What is required
Report the count of lines holding "author" in the records, with no other words.

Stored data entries
◇ ◇ ◇ ◇
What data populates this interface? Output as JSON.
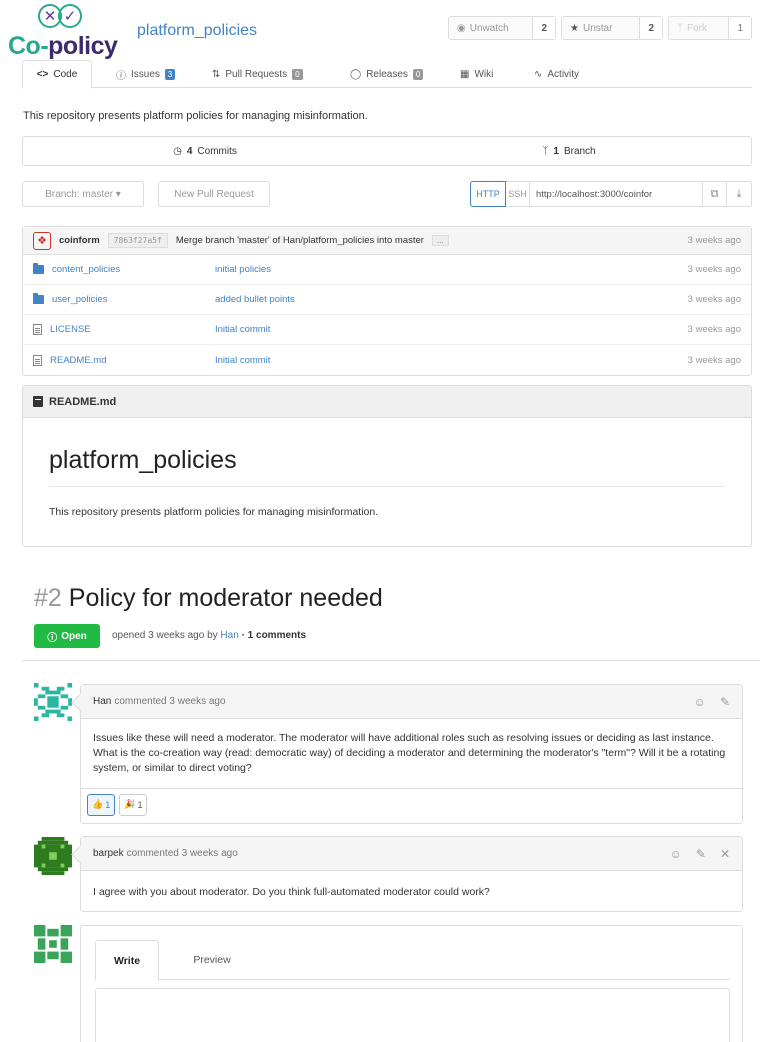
{
  "header": {
    "logo_text_a": "Co-",
    "logo_text_b": "policy",
    "logo_marks": [
      "✕",
      "✓"
    ],
    "repo_name": "platform_policies",
    "watch_label": "Unwatch",
    "watch_count": "2",
    "star_label": "Unstar",
    "star_count": "2",
    "fork_label": "Fork",
    "fork_count": "1"
  },
  "tabs": [
    {
      "label": "Code"
    },
    {
      "label": "Issues",
      "count": "3"
    },
    {
      "label": "Pull Requests",
      "count": "0"
    },
    {
      "label": "Releases",
      "count": "0"
    },
    {
      "label": "Wiki"
    },
    {
      "label": "Activity"
    }
  ],
  "repo": {
    "description": "This repository presents platform policies for managing misinformation.",
    "commits_count": "4",
    "commits_label": "Commits",
    "branch_count": "1",
    "branch_label": "Branch",
    "branch_selector": "Branch: master ▾",
    "new_pr_label": "New Pull Request",
    "clone_http": "HTTP",
    "clone_ssh": "SSH",
    "clone_url": "http://localhost:3000/coinfor"
  },
  "latest_commit": {
    "author": "coinform",
    "sha": "7863f27a5f",
    "message": "Merge branch 'master' of Han/platform_policies into master",
    "more": "...",
    "time": "3 weeks ago"
  },
  "files": [
    {
      "name": "content_policies",
      "type": "folder",
      "message": "initial policies",
      "time": "3 weeks ago"
    },
    {
      "name": "user_policies",
      "type": "folder",
      "message": "added bullet points",
      "time": "3 weeks ago"
    },
    {
      "name": "LICENSE",
      "type": "file",
      "message": "Initial commit",
      "time": "3 weeks ago"
    },
    {
      "name": "README.md",
      "type": "file",
      "message": "Initial commit",
      "time": "3 weeks ago"
    }
  ],
  "readme": {
    "filename": "README.md",
    "title": "platform_policies",
    "body": "This repository presents platform policies for managing misinformation."
  },
  "issue": {
    "number": "#2",
    "title": "Policy for moderator needed",
    "status": "Open",
    "meta_prefix": "opened 3 weeks ago by",
    "author": "Han",
    "meta_comments": "· 1 comments"
  },
  "comments": [
    {
      "author": "Han",
      "action": "commented 3 weeks ago",
      "body": "Issues like these will need a moderator. The moderator will have additional roles such as resolving issues or deciding as last instance. What is the co-creation way (read: democratic way) of deciding a moderator and determining the moderator's \"term\"? Will it be a rotating system, or similar to direct voting?",
      "reactions": [
        {
          "emoji": "👍",
          "count": "1"
        },
        {
          "emoji": "🎉",
          "count": "1"
        }
      ]
    },
    {
      "author": "barpek",
      "action": "commented 3 weeks ago",
      "body": "I agree with you about moderator. Do you think full-automated moderator could work?"
    }
  ],
  "editor": {
    "write_tab": "Write",
    "preview_tab": "Preview"
  },
  "colors": {
    "accent": "#4183c4",
    "open_green": "#21ba45",
    "logo_teal": "#27a88f",
    "logo_purple": "#3d2c6b"
  }
}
◇ ◇ ◇ ◇
Answer for the task
4